» Goal
What you return should match every record exactly, with the images removed.
>>>>
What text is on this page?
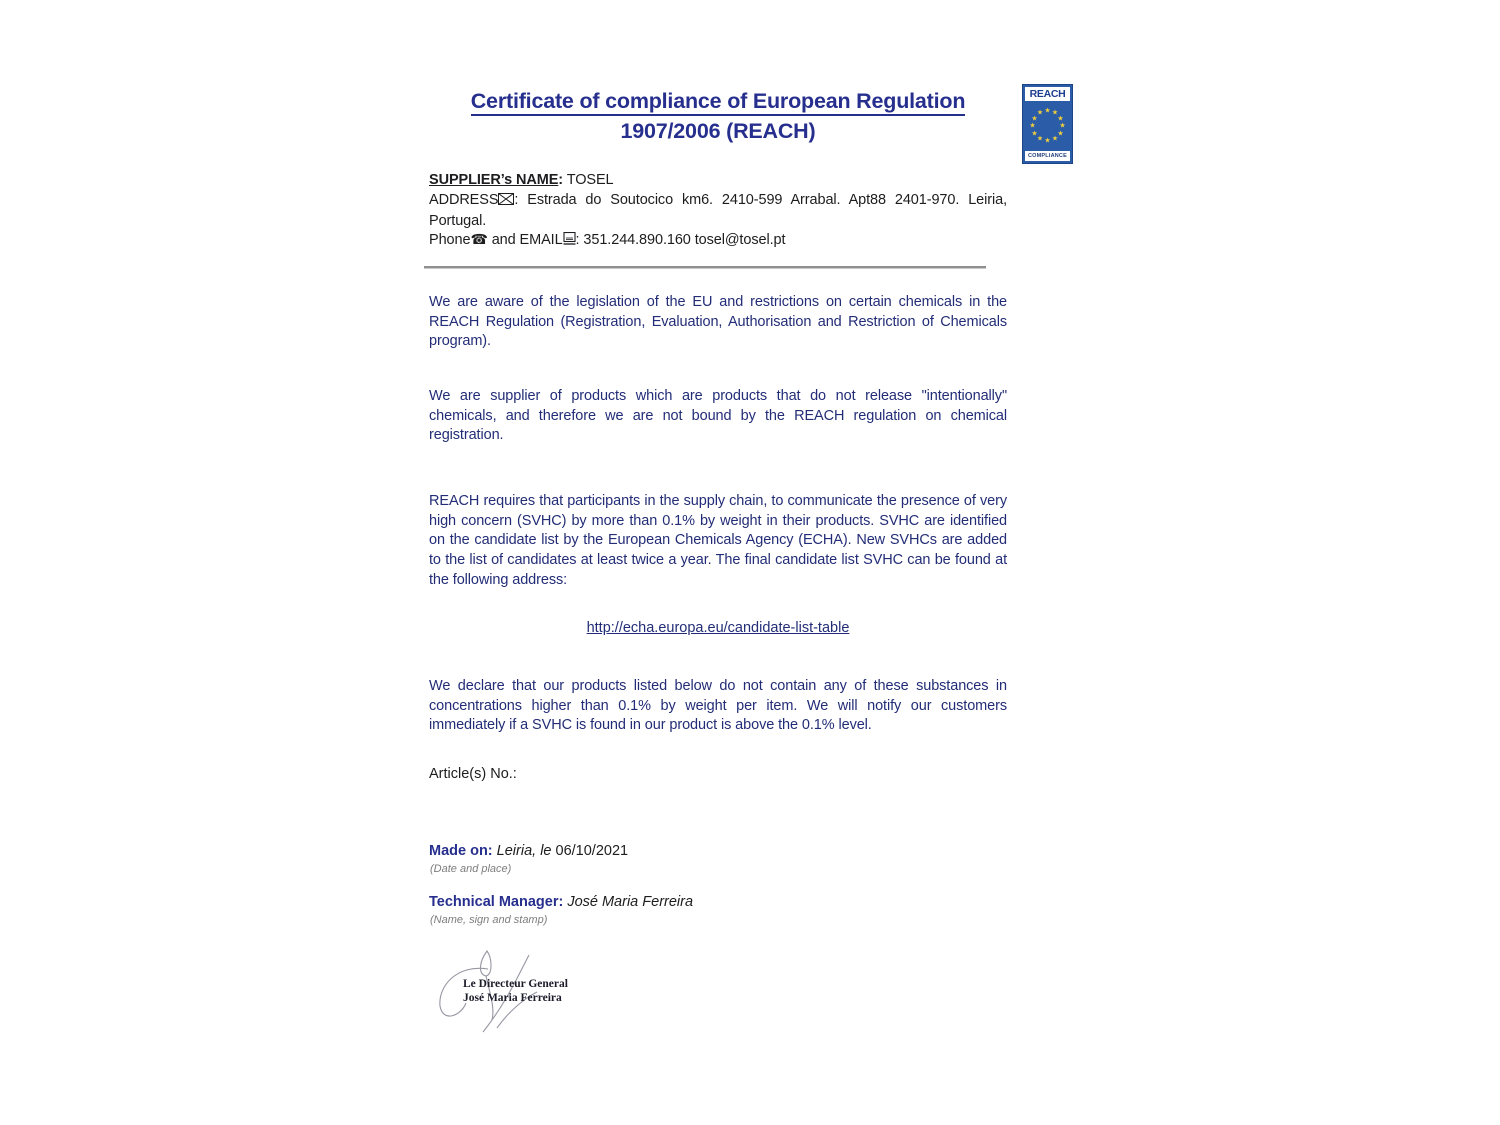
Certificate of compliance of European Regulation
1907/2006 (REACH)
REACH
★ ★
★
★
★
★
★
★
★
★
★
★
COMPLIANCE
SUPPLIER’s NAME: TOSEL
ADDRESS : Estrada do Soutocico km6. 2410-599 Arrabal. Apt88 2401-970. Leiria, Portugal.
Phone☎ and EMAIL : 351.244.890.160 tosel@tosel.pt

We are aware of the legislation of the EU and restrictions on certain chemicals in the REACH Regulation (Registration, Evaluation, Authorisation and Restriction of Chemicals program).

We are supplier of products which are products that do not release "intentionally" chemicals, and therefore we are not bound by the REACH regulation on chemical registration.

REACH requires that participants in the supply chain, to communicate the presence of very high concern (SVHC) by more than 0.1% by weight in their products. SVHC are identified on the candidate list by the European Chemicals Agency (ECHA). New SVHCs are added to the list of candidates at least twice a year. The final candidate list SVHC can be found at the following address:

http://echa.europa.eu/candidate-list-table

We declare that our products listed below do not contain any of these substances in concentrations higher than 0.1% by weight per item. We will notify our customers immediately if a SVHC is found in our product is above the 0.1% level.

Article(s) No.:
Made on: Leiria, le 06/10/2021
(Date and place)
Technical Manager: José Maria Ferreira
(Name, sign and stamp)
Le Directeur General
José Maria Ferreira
<<<<
» Response for this exercise
What text is on this page?
Certificate of compliance of European Regulation
1907/2006 (REACH)
REACH
★ ★
★
★
★
★
★
★
★
★
★
★
COMPLIANCE
SUPPLIER’s NAME: TOSEL
ADDRESS : Estrada do Soutocico km6. 2410-599 Arrabal. Apt88 2401-970. Leiria, Portugal.
Phone☎ and EMAIL : 351.244.890.160 tosel@tosel.pt

We are aware of the legislation of the EU and restrictions on certain chemicals in the REACH Regulation (Registration, Evaluation, Authorisation and Restriction of Chemicals program).

We are supplier of products which are products that do not release "intentionally" chemicals, and therefore we are not bound by the REACH regulation on chemical registration.

REACH requires that participants in the supply chain, to communicate the presence of very high concern (SVHC) by more than 0.1% by weight in their products. SVHC are identified on the candidate list by the European Chemicals Agency (ECHA). New SVHCs are added to the list of candidates at least twice a year. The final candidate list SVHC can be found at the following address:

http://echa.europa.eu/candidate-list-table

We declare that our products listed below do not contain any of these substances in concentrations higher than 0.1% by weight per item. We will notify our customers immediately if a SVHC is found in our product is above the 0.1% level.

Article(s) No.:
Made on: Leiria, le 06/10/2021
(Date and place)
Technical Manager: José Maria Ferreira
(Name, sign and stamp)
Le Directeur General
José Maria Ferreira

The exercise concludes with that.